Do this: Would you quote every entry exactly, dropping only the pictures?

Records supplied:
#####
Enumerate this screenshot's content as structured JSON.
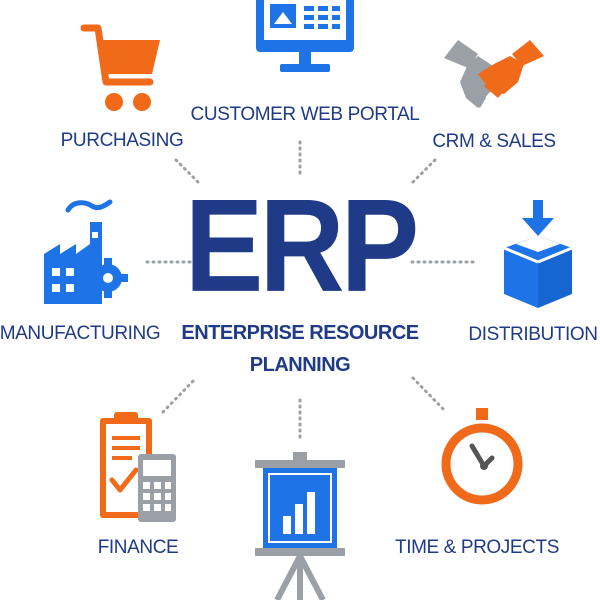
{
  "center": {
    "title": "ERP",
    "subtitle_line1": "ENTERPRISE RESOURCE",
    "subtitle_line2": "PLANNING"
  },
  "modules": {
    "customer_web_portal": "CUSTOMER WEB PORTAL",
    "purchasing": "PURCHASING",
    "crm_sales": "CRM & SALES",
    "manufacturing": "MANUFACTURING",
    "distribution": "DISTRIBUTION",
    "finance": "FINANCE",
    "time_projects": "TIME & PROJECTS"
  },
  "icons": {
    "customer_web_portal": "monitor-icon",
    "purchasing": "shopping-cart-icon",
    "crm_sales": "handshake-icon",
    "manufacturing": "factory-icon",
    "distribution": "box-icon",
    "finance": "clipboard-calculator-icon",
    "time_projects": "clock-icon",
    "reporting": "presentation-chart-icon"
  },
  "colors": {
    "blue": "#1e74e6",
    "navy": "#1f3b87",
    "orange": "#f06a1a",
    "gray": "#9aa0a6"
  }
}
#####
Result for this task:
Enumerate this screenshot's content as structured JSON.
{
  "center": {
    "title": "ERP",
    "subtitle_line1": "ENTERPRISE RESOURCE",
    "subtitle_line2": "PLANNING"
  },
  "modules": {
    "customer_web_portal": "CUSTOMER WEB PORTAL",
    "purchasing": "PURCHASING",
    "crm_sales": "CRM & SALES",
    "manufacturing": "MANUFACTURING",
    "distribution": "DISTRIBUTION",
    "finance": "FINANCE",
    "time_projects": "TIME & PROJECTS"
  },
  "icons": {
    "customer_web_portal": "monitor-icon",
    "purchasing": "shopping-cart-icon",
    "crm_sales": "handshake-icon",
    "manufacturing": "factory-icon",
    "distribution": "box-icon",
    "finance": "clipboard-calculator-icon",
    "time_projects": "clock-icon",
    "reporting": "presentation-chart-icon"
  },
  "colors": {
    "blue": "#1e74e6",
    "navy": "#1f3b87",
    "orange": "#f06a1a",
    "gray": "#9aa0a6"
  }
}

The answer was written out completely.